Setze den Text über die stochastische Hagelmodellierung mit HailStoRe nach seinem letzten Satz fort.
::: SEITENAUSZUG
Im ersten Schritt werden die Radarhageldaten aufbereitet und jeder einzelne der ca. 40’000 beobachteten Hagelgewitter codiert und abgespeichert. Die fünf-minütig aufgelösten Radarhageldaten werden dafür mit Zugbahn-Informationen aus dem MeteoSchweiz Gewittertracking-Algorithmus (TRT_Algorithmus) verschnitten. Für jede detektierte Gewitterzelle wird ein Sturm-Objekt erstellt, welches für jeden Zeitschritt den Hagel-Footprint der Gewitterzelle speichert. Als Footprint wird das räumlich aufgelöste Muster der Hagelkorngössen bezeichnet, der "Fussabdruck", den eine Hagelzelle hinterlässt.
HailStoRe erlaubt es, stochastische Eventsets entweder aus den Footprints beobachteter Ereignissen zu erstellen, oder die Footprint-Objekte ebenfalls stochastisch zu resamplen. Hierfür werden die Verteilungen der Hagelkorngrössen innerhalb eines Hagelgewitters unter Berücksichtgung der räumlichen Strukturen verändert. In einem ersten Schritt werden Cluster ähnlicher Hagelstürme anhand ihrer Charakteristika (Tracklänge, Fläche, Tageszeit) mittels eines K-Means Clustering Algorithmus klassifiziert. In einem zweiten Schritt werden für jedes Sturmtyp-Cluster die Verteilungen der maximalen Hagelkorngrössen parametrisch beschrieben. Es werden dann die Footprints vervielfältigt, indem die Werteverteilung eines beobachteten Footprints stochastisch auf Basis der für diesen Sturmtypen typischen Verteilung von Hagelkorngössen transformiert wird. Die räumliche Struktur wird dabei beibehalten.
Des Weiteren werden Daten der automatisierten MeteoSchweiz Wetterlagenklassifizierung und der ERA-5 Reanalyse für den Analysezeitraum aufbereitet.
In diesem Schritt werden klimatologische Muster in den beobachteten Hagelereignissen mit Umgebungsbedingungen (Wetterlagen) verknüpft und ein Resampling-Modell erstellt. In diesem Schritt wird festgelegt, welche Variablen der Umgebungsbedingungen zur Vorhersage genutzt werden. Es ist möglich, ein Modell nur auf Basis der Grosswetterlagen zu erstellen, oder andere Faktoren aus der Reanalyse, die zur Entstehung von Gewitterlagen beitragen, in den Ausgangs-Wetterlagen zu berücksichtigen. Als zweiter Faktor werden die Regionen festgelegt, in welchen aufgrund der bisherigen Beobachtungen ähnliche Hagelmuster zu erwarten sind. Hier werden typischerweise das Schweizer Mittelland, die Alpensüdseite, die hagelärmere Alpenregion und die Juraregion unterschieden. Sind die Prädiktoren festgelegt, werden statistische Modelle erstellt, welche die Hagelbedingungen bestmöglich beschreiben. Um die konvektive Aktivität über der Schweiz abzubilden, wird die Verteilung der Anzahl der entstehenden Hagelzellen mithilfe eines Negativen Binomial Modells mit Nullenüberschuss (zero-inflated) abgebildet. Dabei werden die Parameter für jede Wetterlage angepasst. Ebenfalls werden mithilfe von 2D Kernel Density Maps die typischen Entstehungsregionen erfasst, welche für jede Wetterlage die Regionen abbildet, in welcher mit höherer oder niedrigerer Wahrscheinlichkeit Hagelzellen entstehen.
::::::
::: VORLIEGENDE ZEILEN
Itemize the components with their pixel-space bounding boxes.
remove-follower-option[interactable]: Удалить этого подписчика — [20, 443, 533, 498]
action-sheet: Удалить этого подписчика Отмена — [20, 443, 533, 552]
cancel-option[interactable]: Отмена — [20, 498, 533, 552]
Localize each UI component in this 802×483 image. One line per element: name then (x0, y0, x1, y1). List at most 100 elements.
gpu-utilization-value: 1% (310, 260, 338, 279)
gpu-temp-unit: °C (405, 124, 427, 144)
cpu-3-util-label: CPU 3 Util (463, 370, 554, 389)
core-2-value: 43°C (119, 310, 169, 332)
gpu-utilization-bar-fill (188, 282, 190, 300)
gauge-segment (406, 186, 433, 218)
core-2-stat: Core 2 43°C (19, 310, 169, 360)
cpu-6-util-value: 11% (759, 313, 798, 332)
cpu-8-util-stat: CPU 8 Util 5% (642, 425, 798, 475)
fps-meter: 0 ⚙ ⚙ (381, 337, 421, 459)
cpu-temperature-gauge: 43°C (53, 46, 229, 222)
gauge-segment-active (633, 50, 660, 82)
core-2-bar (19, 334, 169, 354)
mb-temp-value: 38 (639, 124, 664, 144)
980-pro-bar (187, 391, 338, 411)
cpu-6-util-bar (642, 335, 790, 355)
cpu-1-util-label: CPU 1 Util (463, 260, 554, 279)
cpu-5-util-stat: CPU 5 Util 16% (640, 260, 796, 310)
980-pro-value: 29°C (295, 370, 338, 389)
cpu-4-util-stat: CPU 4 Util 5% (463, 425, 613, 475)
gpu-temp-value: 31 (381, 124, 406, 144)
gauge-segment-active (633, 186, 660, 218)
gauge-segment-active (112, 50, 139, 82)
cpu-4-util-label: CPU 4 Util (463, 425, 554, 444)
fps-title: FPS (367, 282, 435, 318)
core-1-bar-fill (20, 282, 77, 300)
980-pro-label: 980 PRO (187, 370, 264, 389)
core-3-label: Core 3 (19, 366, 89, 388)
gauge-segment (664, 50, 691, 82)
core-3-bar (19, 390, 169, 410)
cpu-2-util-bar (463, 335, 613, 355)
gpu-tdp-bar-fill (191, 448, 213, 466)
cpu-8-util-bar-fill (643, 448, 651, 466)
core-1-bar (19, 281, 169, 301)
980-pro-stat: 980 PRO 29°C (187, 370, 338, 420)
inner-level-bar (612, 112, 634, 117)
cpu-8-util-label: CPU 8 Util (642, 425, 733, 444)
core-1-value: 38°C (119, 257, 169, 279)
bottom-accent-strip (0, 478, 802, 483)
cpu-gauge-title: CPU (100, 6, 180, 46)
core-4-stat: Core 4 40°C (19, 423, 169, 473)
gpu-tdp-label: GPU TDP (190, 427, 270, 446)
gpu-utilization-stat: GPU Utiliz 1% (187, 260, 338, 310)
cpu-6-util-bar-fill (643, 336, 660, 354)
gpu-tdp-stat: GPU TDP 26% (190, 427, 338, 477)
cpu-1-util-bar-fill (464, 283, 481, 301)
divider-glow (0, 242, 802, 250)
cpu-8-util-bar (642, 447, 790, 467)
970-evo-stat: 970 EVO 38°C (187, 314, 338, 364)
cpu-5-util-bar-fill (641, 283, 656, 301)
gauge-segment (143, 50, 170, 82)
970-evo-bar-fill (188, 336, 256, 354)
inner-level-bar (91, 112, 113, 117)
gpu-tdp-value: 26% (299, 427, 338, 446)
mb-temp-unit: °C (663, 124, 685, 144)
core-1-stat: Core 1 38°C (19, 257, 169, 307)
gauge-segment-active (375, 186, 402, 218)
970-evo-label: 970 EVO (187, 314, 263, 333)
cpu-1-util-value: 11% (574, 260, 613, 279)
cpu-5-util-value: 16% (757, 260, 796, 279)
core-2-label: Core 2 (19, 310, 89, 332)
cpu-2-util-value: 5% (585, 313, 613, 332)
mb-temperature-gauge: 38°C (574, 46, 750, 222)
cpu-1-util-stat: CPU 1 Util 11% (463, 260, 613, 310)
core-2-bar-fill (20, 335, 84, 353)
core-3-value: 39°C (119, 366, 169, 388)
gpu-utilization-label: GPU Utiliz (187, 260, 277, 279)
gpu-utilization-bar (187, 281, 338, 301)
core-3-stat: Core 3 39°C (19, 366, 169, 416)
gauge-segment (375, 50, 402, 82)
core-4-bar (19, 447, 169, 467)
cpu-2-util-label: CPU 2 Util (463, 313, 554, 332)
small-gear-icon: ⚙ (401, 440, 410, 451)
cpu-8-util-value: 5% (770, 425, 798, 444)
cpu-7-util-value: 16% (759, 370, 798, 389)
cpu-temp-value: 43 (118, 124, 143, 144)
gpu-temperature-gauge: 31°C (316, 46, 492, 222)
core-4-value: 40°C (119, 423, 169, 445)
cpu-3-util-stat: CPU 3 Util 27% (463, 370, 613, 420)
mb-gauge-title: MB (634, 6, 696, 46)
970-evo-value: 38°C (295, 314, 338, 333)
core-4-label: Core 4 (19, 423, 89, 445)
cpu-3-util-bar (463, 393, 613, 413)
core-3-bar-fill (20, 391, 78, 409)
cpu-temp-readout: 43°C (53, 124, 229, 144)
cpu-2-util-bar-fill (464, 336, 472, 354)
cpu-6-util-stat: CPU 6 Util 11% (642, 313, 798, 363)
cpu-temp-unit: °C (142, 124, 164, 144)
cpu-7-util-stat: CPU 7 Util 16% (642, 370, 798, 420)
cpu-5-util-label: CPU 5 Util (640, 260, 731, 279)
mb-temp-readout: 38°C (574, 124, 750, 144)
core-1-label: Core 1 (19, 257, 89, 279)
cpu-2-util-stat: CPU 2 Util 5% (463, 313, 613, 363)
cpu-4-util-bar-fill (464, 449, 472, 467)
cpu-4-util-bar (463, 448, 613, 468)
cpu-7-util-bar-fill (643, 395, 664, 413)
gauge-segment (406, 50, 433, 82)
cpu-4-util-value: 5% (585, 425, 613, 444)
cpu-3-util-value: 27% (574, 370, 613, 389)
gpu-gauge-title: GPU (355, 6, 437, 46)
::::::
> ANTWORT UNTEN:
Im dritten Schritt werden mithilfe längerer Zeitreihen stochastische Eventsets (plausible hypothetische Ereignisse) erstellt und validiert. Als Ausgangsdaten dienen die Zeitreihen der Wetterlagen, für die die Hagelhäufigkeiten während der Beobachtungsperiode untersucht wurden Diese Daten beinhalten die Witterung mehrerer Jahrzehnte und dienen als Ausgangslage für das Resampling. Um eine lange Reihe an möglichen Daten zu erhalten, wird pro Simulation tausend Mal eines der verfügbaren Jahre zufällig ausgewählt, Für jeden Tag eines jeden Jahres wird nun ein plausibles Hagelszenario modelliert. Dabei wird jeweils innerhalb der parametrisch beschriebenen Bedingungen für die jeweilige Region und Wetterlage ein Tag zufallsbasiert (stochastisch) erzeugt.
Für jeden Tag der Ausgangszeitreihe werden folgende Schritte durchlaufen:
Im vierten Schritt werden die Häufigkeiten von auftretenden Hagelkorngrössen analysiert und Überschreitungswahrscheinlichkeiten bestimmt. Auf Basis der unter heutigen Klimabedingungen plausibel simulierten, sehr langen Datenreihen wird die Auftretenshäufigkeit von Hagelereignissen mit verschiedenen Korngrössen bestimmt. Die Ergebnisse werden in den Karten der Wiederkehrwerte gezeigt.